* _Your instructions_:
With the pictures left out, copy the listing below exactly.
## begin
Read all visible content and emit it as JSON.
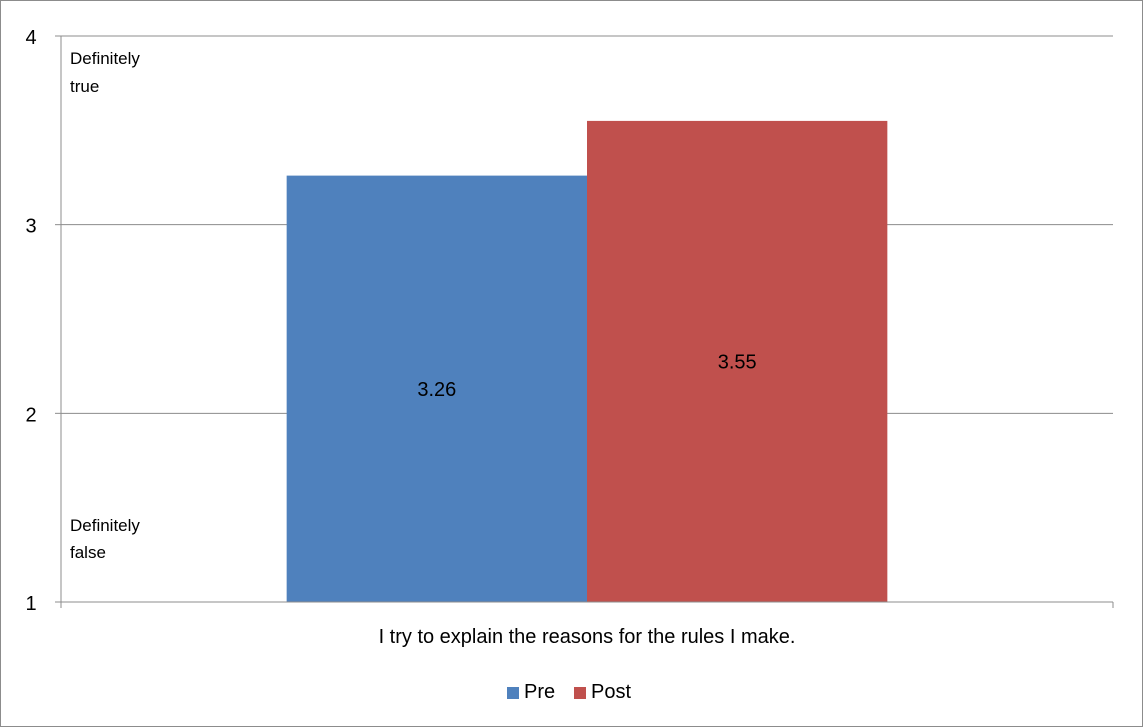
{
  "chart_data": {
    "type": "bar",
    "title": "",
    "xlabel": "I try to explain the reasons for the rules I make.",
    "ylabel": "",
    "categories": [
      "I try to explain the reasons for the rules I make."
    ],
    "series": [
      {
        "name": "Pre",
        "values": [
          3.26
        ],
        "color": "#4f81bd"
      },
      {
        "name": "Post",
        "values": [
          3.55
        ],
        "color": "#c0504d"
      }
    ],
    "ylim": [
      1,
      4
    ],
    "yticks": [
      1,
      2,
      3,
      4
    ],
    "grid": true,
    "legend_position": "bottom",
    "annotations": {
      "top": [
        "Definitely",
        "true"
      ],
      "bottom": [
        "Definitely",
        "false"
      ]
    },
    "data_labels": [
      "3.26",
      "3.55"
    ]
  }
}
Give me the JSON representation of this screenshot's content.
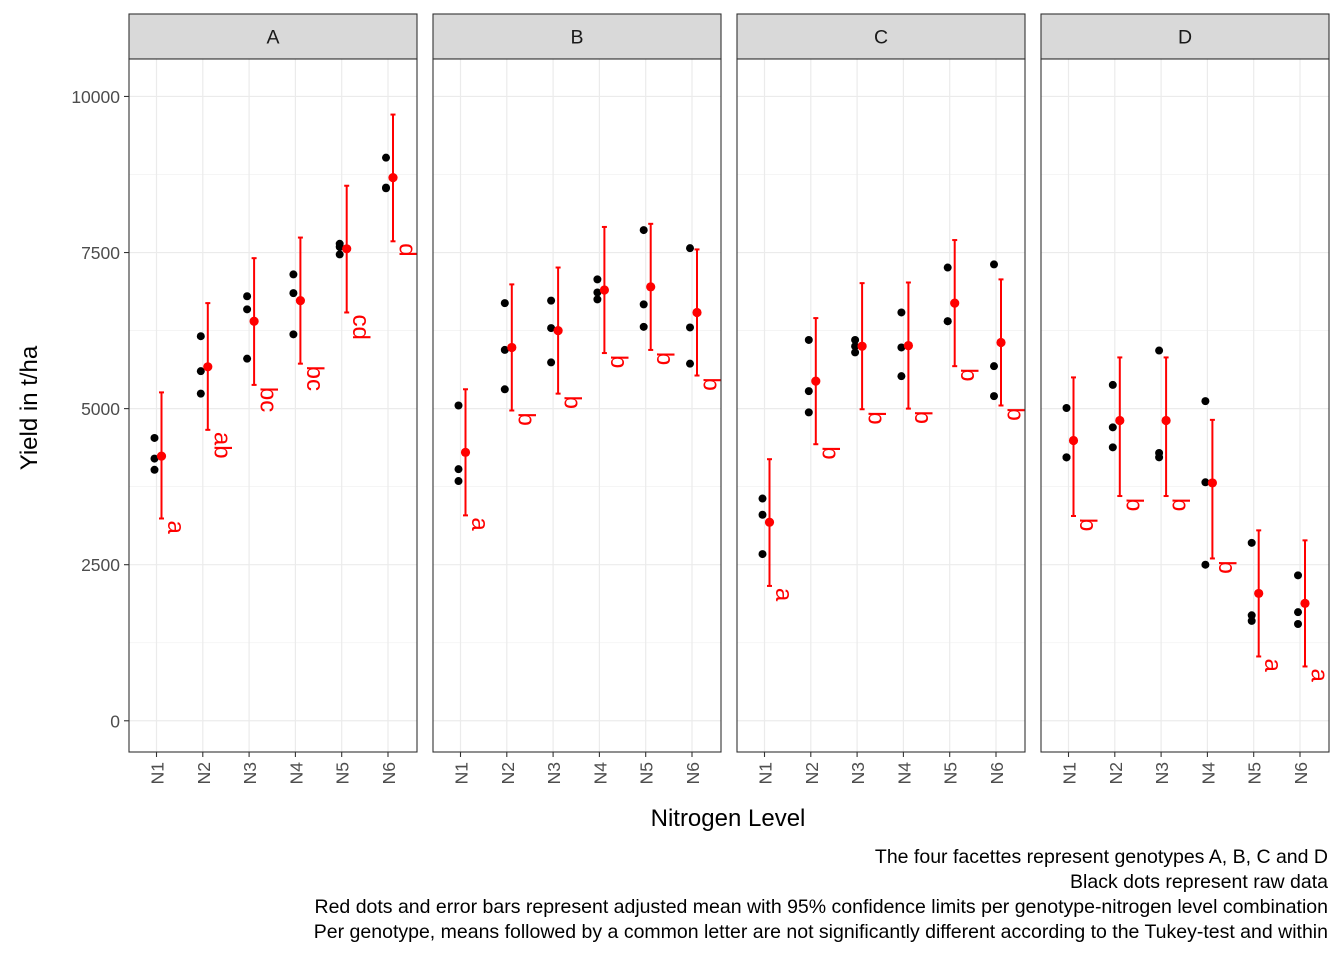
{
  "chart_data": {
    "type": "scatter",
    "ylabel": "Yield in t/ha",
    "xlabel": "Nitrogen Level",
    "ylim": [
      -500,
      10600
    ],
    "yticks": [
      0,
      2500,
      5000,
      7500,
      10000
    ],
    "categories": [
      "N1",
      "N2",
      "N3",
      "N4",
      "N5",
      "N6"
    ],
    "grid": true,
    "colors": {
      "raw": "#000000",
      "mean": "#ff0000",
      "strip": "#d9d9d9"
    },
    "facets": [
      {
        "name": "A",
        "raw": [
          [
            4530,
            4200,
            4020
          ],
          [
            6160,
            5600,
            5240
          ],
          [
            6800,
            6590,
            5800
          ],
          [
            7150,
            6850,
            6190
          ],
          [
            7640,
            7590,
            7470
          ],
          [
            9020,
            8540,
            8530
          ]
        ],
        "mean": [
          4240,
          5670,
          6400,
          6730,
          7560,
          8700
        ],
        "lower": [
          3240,
          4660,
          5380,
          5720,
          6540,
          7680
        ],
        "upper": [
          5260,
          6690,
          7410,
          7740,
          8570,
          9710
        ],
        "letters": [
          "a",
          "ab",
          "bc",
          "bc",
          "cd",
          "d"
        ]
      },
      {
        "name": "B",
        "raw": [
          [
            5050,
            4030,
            3840
          ],
          [
            6690,
            5940,
            5310
          ],
          [
            6730,
            6290,
            5740
          ],
          [
            7070,
            6860,
            6750
          ],
          [
            7860,
            6670,
            6310
          ],
          [
            7570,
            6300,
            5720
          ]
        ],
        "mean": [
          4300,
          5980,
          6250,
          6900,
          6950,
          6540
        ],
        "lower": [
          3290,
          4970,
          5240,
          5890,
          5940,
          5530
        ],
        "upper": [
          5310,
          6990,
          7260,
          7910,
          7960,
          7550
        ],
        "letters": [
          "a",
          "b",
          "b",
          "b",
          "b",
          "b"
        ]
      },
      {
        "name": "C",
        "raw": [
          [
            3560,
            3300,
            2670
          ],
          [
            6100,
            5280,
            4940
          ],
          [
            6100,
            6000,
            5900
          ],
          [
            6540,
            5980,
            5520
          ],
          [
            7260,
            6400,
            6400
          ],
          [
            7310,
            5680,
            5200
          ]
        ],
        "mean": [
          3180,
          5440,
          6000,
          6010,
          6690,
          6060
        ],
        "lower": [
          2160,
          4430,
          4990,
          5000,
          5680,
          5050
        ],
        "upper": [
          4190,
          6450,
          7010,
          7020,
          7700,
          7070
        ],
        "letters": [
          "a",
          "b",
          "b",
          "b",
          "b",
          "b"
        ]
      },
      {
        "name": "D",
        "raw": [
          [
            5010,
            4220,
            4220
          ],
          [
            5380,
            4700,
            4380
          ],
          [
            5930,
            4290,
            4220
          ],
          [
            5120,
            3820,
            2500
          ],
          [
            2850,
            1690,
            1600
          ],
          [
            2330,
            1740,
            1550
          ]
        ],
        "mean": [
          4490,
          4810,
          4810,
          3810,
          2040,
          1880
        ],
        "lower": [
          3280,
          3600,
          3600,
          2600,
          1030,
          870
        ],
        "upper": [
          5500,
          5820,
          5820,
          4820,
          3050,
          2890
        ],
        "letters": [
          "b",
          "b",
          "b",
          "b",
          "a",
          "a"
        ]
      }
    ]
  },
  "caption": {
    "line1": "The four facettes represent genotypes A, B, C and D",
    "line2": "Black dots represent raw data",
    "line3": "Red dots and error bars represent adjusted mean with 95% confidence limits per genotype-nitrogen level combination",
    "line4": "Per genotype, means followed by a common letter are not significantly different according to the Tukey-test and within"
  }
}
## end
* _Response to the task_:
Read all visible content and emit it as JSON.
{
  "chart_data": {
    "type": "bar",
    "title": "",
    "xlabel": "I try to explain the reasons for the rules I make.",
    "ylabel": "",
    "categories": [
      "I try to explain the reasons for the rules I make."
    ],
    "series": [
      {
        "name": "Pre",
        "values": [
          3.26
        ],
        "color": "#4f81bd"
      },
      {
        "name": "Post",
        "values": [
          3.55
        ],
        "color": "#c0504d"
      }
    ],
    "ylim": [
      1,
      4
    ],
    "yticks": [
      1,
      2,
      3,
      4
    ],
    "grid": true,
    "legend_position": "bottom",
    "annotations": {
      "top": [
        "Definitely",
        "true"
      ],
      "bottom": [
        "Definitely",
        "false"
      ]
    },
    "data_labels": [
      "3.26",
      "3.55"
    ]
  }
}
Give me the JSON representation of this screenshot's content.
{
  "chart_data": {
    "type": "scatter",
    "ylabel": "Yield in t/ha",
    "xlabel": "Nitrogen Level",
    "ylim": [
      -500,
      10600
    ],
    "yticks": [
      0,
      2500,
      5000,
      7500,
      10000
    ],
    "categories": [
      "N1",
      "N2",
      "N3",
      "N4",
      "N5",
      "N6"
    ],
    "grid": true,
    "colors": {
      "raw": "#000000",
      "mean": "#ff0000",
      "strip": "#d9d9d9"
    },
    "facets": [
      {
        "name": "A",
        "raw": [
          [
            4530,
            4200,
            4020
          ],
          [
            6160,
            5600,
            5240
          ],
          [
            6800,
            6590,
            5800
          ],
          [
            7150,
            6850,
            6190
          ],
          [
            7640,
            7590,
            7470
          ],
          [
            9020,
            8540,
            8530
          ]
        ],
        "mean": [
          4240,
          5670,
          6400,
          6730,
          7560,
          8700
        ],
        "lower": [
          3240,
          4660,
          5380,
          5720,
          6540,
          7680
        ],
        "upper": [
          5260,
          6690,
          7410,
          7740,
          8570,
          9710
        ],
        "letters": [
          "a",
          "ab",
          "bc",
          "bc",
          "cd",
          "d"
        ]
      },
      {
        "name": "B",
        "raw": [
          [
            5050,
            4030,
            3840
          ],
          [
            6690,
            5940,
            5310
          ],
          [
            6730,
            6290,
            5740
          ],
          [
            7070,
            6860,
            6750
          ],
          [
            7860,
            6670,
            6310
          ],
          [
            7570,
            6300,
            5720
          ]
        ],
        "mean": [
          4300,
          5980,
          6250,
          6900,
          6950,
          6540
        ],
        "lower": [
          3290,
          4970,
          5240,
          5890,
          5940,
          5530
        ],
        "upper": [
          5310,
          6990,
          7260,
          7910,
          7960,
          7550
        ],
        "letters": [
          "a",
          "b",
          "b",
          "b",
          "b",
          "b"
        ]
      },
      {
        "name": "C",
        "raw": [
          [
            3560,
            3300,
            2670
          ],
          [
            6100,
            5280,
            4940
          ],
          [
            6100,
            6000,
            5900
          ],
          [
            6540,
            5980,
            5520
          ],
          [
            7260,
            6400,
            6400
          ],
          [
            7310,
            5680,
            5200
          ]
        ],
        "mean": [
          3180,
          5440,
          6000,
          6010,
          6690,
          6060
        ],
        "lower": [
          2160,
          4430,
          4990,
          5000,
          5680,
          5050
        ],
        "upper": [
          4190,
          6450,
          7010,
          7020,
          7700,
          7070
        ],
        "letters": [
          "a",
          "b",
          "b",
          "b",
          "b",
          "b"
        ]
      },
      {
        "name": "D",
        "raw": [
          [
            5010,
            4220,
            4220
          ],
          [
            5380,
            4700,
            4380
          ],
          [
            5930,
            4290,
            4220
          ],
          [
            5120,
            3820,
            2500
          ],
          [
            2850,
            1690,
            1600
          ],
          [
            2330,
            1740,
            1550
          ]
        ],
        "mean": [
          4490,
          4810,
          4810,
          3810,
          2040,
          1880
        ],
        "lower": [
          3280,
          3600,
          3600,
          2600,
          1030,
          870
        ],
        "upper": [
          5500,
          5820,
          5820,
          4820,
          3050,
          2890
        ],
        "letters": [
          "b",
          "b",
          "b",
          "b",
          "a",
          "a"
        ]
      }
    ]
  },
  "caption": {
    "line1": "The four facettes represent genotypes A, B, C and D",
    "line2": "Black dots represent raw data",
    "line3": "Red dots and error bars represent adjusted mean with 95% confidence limits per genotype-nitrogen level combination",
    "line4": "Per genotype, means followed by a common letter are not significantly different according to the Tukey-test and within"
  }
}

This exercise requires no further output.